* _Document segment_
Tourist admits drunken police assault
A Canadian airline passenger has admitted assaulting three police officers minutes after landing in Bermuda.
Madeline Masters, 28, also pleaded guilty to offensive and indecent behaviour, after urinating on one of the officers she had just assaulted.
Masters landed at L.F. Wade International Airport at 1.47pm on Thursday aboard a WestJet flight from Toronto, and was due to enjoy a five-night holiday staying with a friend in Knapton Hill, Smith's.
Once the plane had stopped, the defendant — who had been unruly during the flight — bolted to the front and stepped outside.
She proceeded to behave aggressively towards security and customs officials, who had been informed of her conduct and were standing by.
Five officers from the Bermuda Police Service arrived shortly afterwards and tried to arrest Masters, who told them: “Get your f*****g hands off me.”
The defendant then threw herself backwards, causing one officer to hit her head on the ground.
While she was on the floor, Masters began kicking out violently — catching one officer in the face — until a third officer managed to restrain and handcuff her.

* _Listed records_
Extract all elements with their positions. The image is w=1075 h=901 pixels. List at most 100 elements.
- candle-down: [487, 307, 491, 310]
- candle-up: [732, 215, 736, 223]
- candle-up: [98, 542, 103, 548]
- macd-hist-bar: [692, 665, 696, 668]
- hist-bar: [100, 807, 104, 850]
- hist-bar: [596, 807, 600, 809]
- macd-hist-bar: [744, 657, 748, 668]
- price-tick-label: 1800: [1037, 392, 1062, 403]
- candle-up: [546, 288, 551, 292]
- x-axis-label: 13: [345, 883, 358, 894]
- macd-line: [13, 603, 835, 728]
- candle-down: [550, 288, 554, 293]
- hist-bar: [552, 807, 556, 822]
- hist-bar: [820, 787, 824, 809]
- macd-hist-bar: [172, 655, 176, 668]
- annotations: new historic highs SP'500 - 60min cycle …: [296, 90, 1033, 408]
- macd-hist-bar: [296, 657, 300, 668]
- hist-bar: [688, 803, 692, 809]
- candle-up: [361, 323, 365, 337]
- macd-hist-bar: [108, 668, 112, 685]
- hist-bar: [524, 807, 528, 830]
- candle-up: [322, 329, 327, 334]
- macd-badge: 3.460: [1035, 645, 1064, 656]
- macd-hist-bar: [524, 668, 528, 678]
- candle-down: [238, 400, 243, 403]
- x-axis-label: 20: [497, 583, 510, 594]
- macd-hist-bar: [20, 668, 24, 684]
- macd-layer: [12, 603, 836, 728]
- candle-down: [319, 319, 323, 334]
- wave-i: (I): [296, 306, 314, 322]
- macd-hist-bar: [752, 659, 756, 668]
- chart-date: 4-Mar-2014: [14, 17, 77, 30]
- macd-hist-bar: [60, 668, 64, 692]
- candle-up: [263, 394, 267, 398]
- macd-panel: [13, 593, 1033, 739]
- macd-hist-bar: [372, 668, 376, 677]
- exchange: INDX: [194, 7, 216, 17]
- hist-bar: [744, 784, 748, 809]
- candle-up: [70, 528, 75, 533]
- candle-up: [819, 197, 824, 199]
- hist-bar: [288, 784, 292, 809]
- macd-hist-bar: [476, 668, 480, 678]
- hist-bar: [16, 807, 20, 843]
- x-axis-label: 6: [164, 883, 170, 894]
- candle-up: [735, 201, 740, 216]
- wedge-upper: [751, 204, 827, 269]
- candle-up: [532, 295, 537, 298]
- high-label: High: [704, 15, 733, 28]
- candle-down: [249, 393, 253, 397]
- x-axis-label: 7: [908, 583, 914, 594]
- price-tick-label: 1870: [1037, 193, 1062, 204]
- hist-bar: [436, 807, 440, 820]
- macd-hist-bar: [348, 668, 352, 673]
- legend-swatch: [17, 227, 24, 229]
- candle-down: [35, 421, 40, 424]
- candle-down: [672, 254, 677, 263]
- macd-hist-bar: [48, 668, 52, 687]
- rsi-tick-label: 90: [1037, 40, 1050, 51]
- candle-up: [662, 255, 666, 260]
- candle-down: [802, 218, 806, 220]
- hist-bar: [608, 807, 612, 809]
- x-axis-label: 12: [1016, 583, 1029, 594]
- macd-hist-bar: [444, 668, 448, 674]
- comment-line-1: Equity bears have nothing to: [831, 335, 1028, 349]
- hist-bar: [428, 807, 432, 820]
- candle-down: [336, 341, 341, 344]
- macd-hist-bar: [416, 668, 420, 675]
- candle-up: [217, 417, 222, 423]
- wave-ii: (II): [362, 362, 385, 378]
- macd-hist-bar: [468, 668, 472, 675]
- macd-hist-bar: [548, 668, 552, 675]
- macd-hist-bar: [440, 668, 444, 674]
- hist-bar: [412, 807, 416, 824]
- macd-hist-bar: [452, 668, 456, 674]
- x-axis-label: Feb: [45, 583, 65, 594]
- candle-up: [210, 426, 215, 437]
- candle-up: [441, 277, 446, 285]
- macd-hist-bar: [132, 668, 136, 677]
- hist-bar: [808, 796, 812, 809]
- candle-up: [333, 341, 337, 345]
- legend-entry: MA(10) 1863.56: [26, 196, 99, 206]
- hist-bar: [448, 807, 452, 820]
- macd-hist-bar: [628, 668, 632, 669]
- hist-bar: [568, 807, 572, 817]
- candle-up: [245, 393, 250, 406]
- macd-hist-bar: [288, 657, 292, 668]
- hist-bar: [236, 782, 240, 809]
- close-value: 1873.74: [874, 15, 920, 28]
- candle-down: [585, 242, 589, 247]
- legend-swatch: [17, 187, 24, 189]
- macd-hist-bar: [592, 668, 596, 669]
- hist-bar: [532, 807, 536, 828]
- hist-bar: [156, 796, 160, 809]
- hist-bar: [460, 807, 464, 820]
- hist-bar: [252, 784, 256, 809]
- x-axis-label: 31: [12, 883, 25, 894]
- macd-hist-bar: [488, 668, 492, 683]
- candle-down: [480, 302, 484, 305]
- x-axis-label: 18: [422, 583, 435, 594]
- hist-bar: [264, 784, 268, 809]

* _Work to do_
a) List every place name that appears in the news report about the tourist's assault on police officers.
b) Continue the news report about the tourist's assault on police officers from its last sentence.

* _The replies_
a) Bermuda, L.F. Wade International Airport, Toronto, Knapton Hill, Smith's

b)
As police were leading her away, Masters bit an officer on the forearm, leaving two two-inch marks, and said: “Let my f*****g hands go.”
She then kneed another officer in the stomach and urinated on her once she was down.
After Masters had been taken to Hamilton Police Station, a half-empty bottle of Jack Daniels was discovered in her luggage.
In Magistrates' Court yesterday morning, defence lawyer Charles Richardson explained that Masters had been travelling alone and bought the whiskey at duty-free to help cope with her severe anxiety of flying. He added that the veterinary nurse had not shown any indication of a substance abuse problem, and had instead been “overmedicating”, which led to her “totally unacceptable” behaviour.
“I think the regret and the remorse is self-evident,” said Mr Richardson of Masters, who appeared highly shaken and had extensive bruising on her arms and legs. “Worse than that, she's downright ashamed.”
He added that the incident was “totally out of character”, that Masters did not remember it and that she would not have believed her behaviour if anyone other than police officers had told her of it.
The charges against her were whittled down to four, after prosecutors agreed to drop one count of using threatening words, which stemmed from the defendant telling officers: “I'm going to f*****g kill you.”
When asked to explain herself in court, Masters said: “I'm really sorry. I regret everything. I'm ashamed, embarrassed and disgusted with myself. That's not me.
“I spoke to my mum last night — she's upset and she's disappointed.”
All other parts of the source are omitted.